EXERCISE TASK =
Each line containing the word "типа" needs to be copied.

= = = = =

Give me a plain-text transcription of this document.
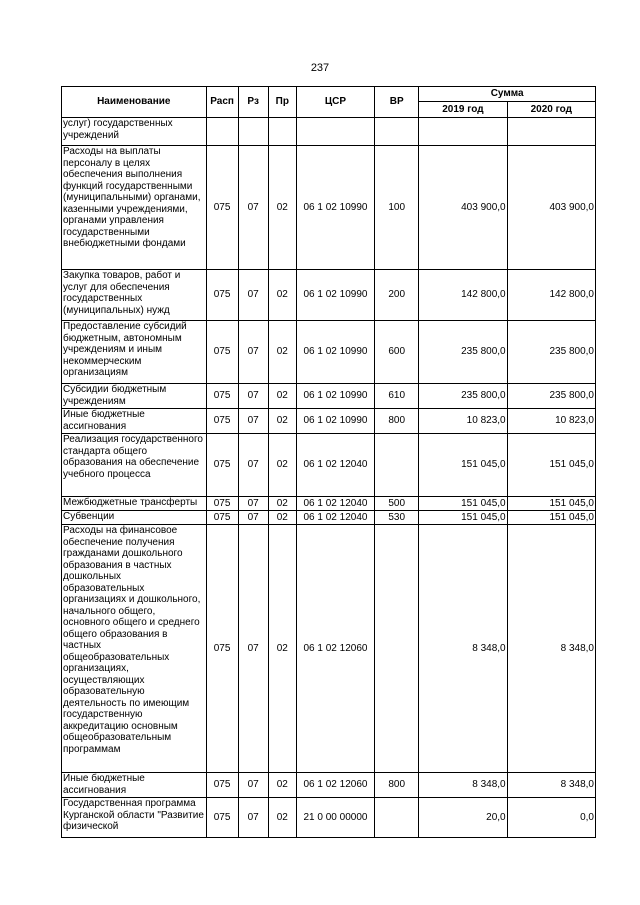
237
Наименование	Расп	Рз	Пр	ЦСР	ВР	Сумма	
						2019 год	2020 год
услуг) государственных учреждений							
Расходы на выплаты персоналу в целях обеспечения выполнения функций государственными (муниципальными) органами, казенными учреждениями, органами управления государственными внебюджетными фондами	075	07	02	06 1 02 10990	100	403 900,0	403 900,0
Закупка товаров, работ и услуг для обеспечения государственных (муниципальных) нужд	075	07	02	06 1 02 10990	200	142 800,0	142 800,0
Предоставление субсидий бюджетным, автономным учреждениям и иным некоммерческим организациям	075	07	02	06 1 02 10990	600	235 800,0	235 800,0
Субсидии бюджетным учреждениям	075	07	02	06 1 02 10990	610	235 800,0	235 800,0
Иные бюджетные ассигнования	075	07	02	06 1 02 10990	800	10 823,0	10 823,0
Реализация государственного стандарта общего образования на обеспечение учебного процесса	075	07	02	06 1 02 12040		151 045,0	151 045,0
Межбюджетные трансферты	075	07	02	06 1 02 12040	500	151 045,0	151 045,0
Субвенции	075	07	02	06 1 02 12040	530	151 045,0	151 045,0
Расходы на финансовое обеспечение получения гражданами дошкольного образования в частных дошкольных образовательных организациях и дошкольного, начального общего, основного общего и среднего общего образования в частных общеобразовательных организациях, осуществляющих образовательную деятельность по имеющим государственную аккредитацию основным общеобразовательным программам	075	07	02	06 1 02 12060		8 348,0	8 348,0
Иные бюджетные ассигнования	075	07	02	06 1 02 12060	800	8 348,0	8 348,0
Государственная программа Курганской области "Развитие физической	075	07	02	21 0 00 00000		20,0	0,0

= = = = =

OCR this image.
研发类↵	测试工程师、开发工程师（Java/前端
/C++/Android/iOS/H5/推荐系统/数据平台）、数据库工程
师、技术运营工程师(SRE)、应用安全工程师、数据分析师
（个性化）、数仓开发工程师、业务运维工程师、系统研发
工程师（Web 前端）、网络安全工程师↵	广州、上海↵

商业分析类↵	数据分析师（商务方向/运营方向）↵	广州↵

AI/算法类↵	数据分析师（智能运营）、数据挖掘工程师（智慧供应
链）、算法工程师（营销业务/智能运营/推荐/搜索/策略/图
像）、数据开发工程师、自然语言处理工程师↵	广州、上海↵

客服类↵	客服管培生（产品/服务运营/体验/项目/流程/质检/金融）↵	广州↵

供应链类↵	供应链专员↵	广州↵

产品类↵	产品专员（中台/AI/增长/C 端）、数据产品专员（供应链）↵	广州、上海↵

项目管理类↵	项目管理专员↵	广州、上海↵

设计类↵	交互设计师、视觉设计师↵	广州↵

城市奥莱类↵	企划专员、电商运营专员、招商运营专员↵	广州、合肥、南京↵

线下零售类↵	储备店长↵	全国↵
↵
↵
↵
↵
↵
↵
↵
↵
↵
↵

= = = = =

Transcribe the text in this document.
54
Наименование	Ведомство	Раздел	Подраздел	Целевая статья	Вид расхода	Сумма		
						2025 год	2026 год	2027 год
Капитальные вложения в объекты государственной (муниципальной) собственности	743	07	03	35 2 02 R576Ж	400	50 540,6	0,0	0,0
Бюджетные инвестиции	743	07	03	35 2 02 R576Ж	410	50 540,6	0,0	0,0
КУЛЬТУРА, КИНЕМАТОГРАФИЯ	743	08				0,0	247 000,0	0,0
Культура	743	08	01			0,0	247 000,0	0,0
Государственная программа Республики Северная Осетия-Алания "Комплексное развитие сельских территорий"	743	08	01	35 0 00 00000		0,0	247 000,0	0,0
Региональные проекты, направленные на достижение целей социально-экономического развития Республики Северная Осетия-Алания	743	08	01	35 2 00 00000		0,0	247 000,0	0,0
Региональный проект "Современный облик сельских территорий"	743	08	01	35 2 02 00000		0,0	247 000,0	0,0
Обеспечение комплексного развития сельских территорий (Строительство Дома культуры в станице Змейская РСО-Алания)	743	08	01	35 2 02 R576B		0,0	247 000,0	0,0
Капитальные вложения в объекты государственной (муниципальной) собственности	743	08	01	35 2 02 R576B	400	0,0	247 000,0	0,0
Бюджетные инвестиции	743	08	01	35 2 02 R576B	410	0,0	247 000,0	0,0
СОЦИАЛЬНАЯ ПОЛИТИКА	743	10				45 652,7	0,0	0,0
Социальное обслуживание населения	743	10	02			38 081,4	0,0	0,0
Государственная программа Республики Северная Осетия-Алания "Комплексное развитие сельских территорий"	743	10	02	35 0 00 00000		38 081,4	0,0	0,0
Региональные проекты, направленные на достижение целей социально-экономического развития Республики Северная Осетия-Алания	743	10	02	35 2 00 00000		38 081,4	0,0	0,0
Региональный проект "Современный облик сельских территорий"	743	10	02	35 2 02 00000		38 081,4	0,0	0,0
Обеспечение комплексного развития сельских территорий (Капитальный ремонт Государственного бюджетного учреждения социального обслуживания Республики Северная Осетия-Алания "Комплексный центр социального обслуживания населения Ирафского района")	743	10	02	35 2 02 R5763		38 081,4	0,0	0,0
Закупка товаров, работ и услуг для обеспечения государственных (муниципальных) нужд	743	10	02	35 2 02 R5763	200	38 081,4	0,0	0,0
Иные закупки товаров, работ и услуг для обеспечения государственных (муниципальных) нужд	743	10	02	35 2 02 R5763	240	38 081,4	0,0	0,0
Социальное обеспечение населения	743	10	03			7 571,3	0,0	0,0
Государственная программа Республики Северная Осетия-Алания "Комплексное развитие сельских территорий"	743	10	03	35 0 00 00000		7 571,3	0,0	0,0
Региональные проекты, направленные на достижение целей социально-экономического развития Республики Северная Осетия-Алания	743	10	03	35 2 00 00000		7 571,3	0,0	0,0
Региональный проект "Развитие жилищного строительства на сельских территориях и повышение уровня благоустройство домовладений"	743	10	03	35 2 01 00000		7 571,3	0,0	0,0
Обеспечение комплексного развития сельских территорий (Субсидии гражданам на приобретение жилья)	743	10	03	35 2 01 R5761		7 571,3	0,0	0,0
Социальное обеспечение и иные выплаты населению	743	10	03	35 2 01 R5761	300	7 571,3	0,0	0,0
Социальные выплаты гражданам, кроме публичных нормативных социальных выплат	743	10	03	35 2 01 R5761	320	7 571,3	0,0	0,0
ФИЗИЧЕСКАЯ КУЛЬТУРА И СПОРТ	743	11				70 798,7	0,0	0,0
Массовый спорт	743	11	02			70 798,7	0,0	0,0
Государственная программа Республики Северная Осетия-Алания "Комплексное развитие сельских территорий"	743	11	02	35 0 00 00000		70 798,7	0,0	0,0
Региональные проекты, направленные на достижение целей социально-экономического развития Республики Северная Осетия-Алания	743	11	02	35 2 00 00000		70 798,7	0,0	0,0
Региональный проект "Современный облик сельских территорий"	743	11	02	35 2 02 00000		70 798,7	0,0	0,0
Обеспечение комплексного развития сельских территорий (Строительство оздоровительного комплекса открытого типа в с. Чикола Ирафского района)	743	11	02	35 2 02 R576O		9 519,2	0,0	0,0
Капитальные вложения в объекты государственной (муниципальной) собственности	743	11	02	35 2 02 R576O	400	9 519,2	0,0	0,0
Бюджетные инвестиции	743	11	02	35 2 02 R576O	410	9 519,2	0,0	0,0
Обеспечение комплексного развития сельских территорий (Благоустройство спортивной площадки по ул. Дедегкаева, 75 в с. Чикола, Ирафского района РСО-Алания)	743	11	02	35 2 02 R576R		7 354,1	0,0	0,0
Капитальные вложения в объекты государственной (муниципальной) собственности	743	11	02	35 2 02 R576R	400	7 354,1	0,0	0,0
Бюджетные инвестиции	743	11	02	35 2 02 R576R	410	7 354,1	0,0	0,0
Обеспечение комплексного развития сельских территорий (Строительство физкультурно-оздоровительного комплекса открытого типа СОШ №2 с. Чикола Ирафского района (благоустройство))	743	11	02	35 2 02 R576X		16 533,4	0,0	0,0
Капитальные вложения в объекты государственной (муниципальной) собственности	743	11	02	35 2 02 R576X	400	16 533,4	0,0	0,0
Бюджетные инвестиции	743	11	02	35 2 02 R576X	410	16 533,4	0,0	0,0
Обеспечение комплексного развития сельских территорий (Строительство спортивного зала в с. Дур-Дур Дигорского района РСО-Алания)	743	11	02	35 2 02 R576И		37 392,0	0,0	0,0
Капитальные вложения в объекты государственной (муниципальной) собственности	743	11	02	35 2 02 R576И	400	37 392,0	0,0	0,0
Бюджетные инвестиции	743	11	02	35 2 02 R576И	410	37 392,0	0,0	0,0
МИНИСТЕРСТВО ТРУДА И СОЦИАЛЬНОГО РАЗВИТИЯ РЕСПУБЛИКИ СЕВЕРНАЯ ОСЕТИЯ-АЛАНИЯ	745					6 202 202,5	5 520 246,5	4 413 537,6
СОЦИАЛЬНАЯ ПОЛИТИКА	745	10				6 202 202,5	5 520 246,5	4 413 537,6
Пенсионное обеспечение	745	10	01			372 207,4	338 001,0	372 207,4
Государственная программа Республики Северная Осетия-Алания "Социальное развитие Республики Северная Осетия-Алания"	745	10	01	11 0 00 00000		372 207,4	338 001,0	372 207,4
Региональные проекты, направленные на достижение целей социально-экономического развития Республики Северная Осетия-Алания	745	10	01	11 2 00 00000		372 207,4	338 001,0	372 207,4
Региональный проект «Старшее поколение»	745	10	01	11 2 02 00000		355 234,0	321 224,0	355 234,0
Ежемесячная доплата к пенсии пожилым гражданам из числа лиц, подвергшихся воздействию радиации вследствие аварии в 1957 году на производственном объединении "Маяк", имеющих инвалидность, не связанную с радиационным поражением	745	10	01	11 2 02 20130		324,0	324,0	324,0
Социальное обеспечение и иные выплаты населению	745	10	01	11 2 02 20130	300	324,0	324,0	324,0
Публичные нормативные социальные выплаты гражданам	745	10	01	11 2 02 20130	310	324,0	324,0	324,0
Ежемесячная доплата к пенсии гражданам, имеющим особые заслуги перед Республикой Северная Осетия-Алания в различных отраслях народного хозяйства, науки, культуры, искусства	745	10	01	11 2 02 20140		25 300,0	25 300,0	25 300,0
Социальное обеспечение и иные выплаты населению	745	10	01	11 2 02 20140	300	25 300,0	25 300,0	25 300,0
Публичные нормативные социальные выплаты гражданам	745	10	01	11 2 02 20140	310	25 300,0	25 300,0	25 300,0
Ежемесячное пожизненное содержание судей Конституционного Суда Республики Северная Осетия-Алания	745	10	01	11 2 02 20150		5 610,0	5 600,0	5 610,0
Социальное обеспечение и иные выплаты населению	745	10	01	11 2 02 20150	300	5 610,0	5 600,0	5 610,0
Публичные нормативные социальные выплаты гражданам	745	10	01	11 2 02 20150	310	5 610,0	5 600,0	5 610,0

= = = = =

WORKED SOLUTION =
Обеспечение комплексного развития сельских территорий (Строительство оздоровительного комплекса открытого типа в с. Чикола Ирафского района)	743	11	02	35 2 02 R576O		9 519,2	0,0	0,0
Обеспечение комплексного развития сельских территорий (Строительство физкультурно-оздоровительного комплекса открытого типа СОШ №2 с. Чикола Ирафского района (благоустройство))	743	11	02	35 2 02 R576X		16 533,4	0,0	0,0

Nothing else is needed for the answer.